**Goal**
Go through the material and pull out every line with the string "Zone" in it.

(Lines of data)
════
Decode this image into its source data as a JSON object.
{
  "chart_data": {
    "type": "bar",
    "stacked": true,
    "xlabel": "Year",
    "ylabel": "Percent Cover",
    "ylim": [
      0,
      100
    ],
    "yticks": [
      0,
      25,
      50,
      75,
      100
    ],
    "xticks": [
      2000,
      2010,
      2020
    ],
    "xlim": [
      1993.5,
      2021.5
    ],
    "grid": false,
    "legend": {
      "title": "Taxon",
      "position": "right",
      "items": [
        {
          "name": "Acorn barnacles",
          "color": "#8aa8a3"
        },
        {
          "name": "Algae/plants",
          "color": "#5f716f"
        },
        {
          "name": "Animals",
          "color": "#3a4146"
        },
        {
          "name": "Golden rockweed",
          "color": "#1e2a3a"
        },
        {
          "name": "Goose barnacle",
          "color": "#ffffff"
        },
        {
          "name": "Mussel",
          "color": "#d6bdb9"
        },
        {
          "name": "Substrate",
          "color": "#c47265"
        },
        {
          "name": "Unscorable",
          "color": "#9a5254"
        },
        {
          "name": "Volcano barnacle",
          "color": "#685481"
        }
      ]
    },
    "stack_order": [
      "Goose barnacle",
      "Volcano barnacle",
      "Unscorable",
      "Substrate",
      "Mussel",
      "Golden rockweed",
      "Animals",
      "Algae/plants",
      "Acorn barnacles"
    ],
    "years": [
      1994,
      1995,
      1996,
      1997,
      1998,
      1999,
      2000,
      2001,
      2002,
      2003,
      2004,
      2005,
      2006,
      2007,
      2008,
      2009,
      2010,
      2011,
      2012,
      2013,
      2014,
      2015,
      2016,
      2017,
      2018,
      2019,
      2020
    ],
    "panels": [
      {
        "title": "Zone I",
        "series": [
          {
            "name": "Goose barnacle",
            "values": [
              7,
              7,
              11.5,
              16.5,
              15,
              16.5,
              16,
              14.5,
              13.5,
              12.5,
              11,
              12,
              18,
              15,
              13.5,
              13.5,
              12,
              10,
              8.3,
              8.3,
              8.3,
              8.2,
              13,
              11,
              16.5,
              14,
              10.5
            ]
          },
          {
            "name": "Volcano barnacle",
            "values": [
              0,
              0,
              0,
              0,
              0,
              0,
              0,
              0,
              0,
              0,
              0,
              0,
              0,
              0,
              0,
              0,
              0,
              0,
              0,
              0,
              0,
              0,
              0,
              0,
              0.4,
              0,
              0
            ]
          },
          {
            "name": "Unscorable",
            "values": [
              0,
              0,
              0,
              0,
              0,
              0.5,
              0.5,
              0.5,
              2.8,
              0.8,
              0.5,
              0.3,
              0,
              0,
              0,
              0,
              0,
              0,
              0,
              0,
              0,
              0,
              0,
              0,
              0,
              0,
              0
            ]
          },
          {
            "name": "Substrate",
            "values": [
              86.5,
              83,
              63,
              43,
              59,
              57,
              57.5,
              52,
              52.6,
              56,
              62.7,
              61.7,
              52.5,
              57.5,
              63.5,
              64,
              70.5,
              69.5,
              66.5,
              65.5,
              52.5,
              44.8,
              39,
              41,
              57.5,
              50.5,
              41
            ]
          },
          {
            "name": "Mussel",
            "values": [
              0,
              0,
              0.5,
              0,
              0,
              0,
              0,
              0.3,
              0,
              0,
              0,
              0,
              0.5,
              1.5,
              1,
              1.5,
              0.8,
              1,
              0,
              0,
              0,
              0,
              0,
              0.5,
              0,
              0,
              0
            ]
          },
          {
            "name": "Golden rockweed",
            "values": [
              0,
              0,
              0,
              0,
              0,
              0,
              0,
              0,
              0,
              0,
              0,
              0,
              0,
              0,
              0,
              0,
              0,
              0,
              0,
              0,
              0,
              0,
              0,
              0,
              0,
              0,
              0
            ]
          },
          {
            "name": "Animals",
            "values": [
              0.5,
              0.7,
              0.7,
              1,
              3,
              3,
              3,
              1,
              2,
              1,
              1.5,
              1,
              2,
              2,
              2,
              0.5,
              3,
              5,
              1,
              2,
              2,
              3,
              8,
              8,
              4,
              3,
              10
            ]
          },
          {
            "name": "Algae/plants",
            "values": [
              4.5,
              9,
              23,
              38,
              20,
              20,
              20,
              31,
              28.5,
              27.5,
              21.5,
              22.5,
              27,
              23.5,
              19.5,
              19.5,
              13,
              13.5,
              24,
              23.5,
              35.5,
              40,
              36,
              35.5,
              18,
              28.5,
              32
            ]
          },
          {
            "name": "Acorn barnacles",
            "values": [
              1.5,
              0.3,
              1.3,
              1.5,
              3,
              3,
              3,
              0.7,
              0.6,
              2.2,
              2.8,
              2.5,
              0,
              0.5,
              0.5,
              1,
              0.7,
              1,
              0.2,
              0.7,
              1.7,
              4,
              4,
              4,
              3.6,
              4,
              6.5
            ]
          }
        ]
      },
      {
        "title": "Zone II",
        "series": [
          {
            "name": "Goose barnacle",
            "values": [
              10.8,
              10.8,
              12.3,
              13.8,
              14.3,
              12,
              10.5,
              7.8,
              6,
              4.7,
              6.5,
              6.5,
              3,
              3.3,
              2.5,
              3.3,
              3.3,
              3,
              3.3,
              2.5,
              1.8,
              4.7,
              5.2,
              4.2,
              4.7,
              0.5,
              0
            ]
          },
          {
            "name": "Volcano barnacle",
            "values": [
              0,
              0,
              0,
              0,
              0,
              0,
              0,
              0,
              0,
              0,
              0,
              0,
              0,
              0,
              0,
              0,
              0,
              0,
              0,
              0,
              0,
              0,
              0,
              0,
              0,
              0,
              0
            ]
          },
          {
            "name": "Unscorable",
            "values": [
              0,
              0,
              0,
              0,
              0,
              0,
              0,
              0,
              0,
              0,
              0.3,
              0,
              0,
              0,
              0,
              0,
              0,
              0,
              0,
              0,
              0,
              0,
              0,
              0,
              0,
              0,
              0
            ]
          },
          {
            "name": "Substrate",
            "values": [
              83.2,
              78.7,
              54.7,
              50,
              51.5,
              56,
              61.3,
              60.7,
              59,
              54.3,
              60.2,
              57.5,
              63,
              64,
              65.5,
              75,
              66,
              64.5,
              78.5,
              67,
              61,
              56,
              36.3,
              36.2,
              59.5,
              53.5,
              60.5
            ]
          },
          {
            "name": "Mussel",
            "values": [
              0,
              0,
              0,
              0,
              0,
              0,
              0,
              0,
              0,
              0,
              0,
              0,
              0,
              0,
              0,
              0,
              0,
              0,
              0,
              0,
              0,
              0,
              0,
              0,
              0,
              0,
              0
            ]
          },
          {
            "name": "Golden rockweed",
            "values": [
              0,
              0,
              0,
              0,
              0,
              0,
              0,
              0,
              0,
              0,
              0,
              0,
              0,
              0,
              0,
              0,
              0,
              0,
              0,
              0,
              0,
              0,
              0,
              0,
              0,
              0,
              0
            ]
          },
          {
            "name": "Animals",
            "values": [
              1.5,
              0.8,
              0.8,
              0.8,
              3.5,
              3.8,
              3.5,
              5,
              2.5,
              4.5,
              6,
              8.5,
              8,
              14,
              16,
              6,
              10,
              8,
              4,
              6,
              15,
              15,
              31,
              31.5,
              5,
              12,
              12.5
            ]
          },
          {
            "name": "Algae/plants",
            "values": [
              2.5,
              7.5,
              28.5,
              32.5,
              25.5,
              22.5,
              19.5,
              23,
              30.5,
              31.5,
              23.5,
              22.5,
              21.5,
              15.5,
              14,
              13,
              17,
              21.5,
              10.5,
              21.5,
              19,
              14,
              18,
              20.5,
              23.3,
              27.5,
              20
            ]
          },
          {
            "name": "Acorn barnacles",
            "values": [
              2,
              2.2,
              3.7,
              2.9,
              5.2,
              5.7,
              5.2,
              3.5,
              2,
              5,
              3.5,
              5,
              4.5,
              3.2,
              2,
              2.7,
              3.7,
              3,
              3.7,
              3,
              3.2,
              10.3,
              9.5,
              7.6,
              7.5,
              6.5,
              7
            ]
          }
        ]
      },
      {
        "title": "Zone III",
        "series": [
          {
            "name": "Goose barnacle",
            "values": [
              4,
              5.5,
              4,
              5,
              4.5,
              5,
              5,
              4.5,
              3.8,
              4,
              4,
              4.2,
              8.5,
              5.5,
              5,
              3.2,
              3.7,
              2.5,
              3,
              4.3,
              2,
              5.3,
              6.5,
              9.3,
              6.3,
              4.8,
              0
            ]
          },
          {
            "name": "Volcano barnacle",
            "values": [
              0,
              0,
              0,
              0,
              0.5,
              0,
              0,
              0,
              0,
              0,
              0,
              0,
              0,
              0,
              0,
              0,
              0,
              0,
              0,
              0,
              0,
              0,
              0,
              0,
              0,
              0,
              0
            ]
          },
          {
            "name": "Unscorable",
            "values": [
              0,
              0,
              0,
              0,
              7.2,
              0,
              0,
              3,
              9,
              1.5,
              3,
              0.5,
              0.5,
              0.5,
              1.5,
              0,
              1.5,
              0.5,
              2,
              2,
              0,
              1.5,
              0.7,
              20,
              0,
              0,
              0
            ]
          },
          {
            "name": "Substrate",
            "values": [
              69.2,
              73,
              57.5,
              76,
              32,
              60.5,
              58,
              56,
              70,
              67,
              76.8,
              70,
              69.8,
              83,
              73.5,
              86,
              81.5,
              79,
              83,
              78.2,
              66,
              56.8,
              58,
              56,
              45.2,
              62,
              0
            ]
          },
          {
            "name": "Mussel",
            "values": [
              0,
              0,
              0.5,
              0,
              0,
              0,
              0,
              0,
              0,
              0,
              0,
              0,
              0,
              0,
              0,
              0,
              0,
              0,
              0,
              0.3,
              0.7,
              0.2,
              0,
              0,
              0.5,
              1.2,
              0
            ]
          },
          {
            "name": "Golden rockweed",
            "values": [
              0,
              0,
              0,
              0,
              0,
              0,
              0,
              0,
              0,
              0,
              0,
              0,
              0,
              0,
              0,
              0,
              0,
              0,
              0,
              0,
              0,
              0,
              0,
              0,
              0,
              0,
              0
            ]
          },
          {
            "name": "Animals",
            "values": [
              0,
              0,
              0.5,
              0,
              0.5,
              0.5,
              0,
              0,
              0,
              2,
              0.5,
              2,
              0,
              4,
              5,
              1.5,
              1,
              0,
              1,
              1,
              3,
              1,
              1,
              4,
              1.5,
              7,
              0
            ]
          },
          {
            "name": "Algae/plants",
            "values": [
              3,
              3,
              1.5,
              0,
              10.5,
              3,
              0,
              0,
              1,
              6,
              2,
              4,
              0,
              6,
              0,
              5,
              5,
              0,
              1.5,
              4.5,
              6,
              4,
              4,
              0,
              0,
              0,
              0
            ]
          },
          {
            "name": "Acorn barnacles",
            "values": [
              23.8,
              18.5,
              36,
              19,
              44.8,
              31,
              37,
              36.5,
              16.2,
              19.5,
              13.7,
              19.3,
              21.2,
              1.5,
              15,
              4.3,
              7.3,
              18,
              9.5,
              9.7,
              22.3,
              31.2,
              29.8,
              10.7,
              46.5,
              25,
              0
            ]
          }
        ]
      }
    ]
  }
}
════
**Exercise result**
        "title": "Zone I",
        "title": "Zone II",
        "title": "Zone III",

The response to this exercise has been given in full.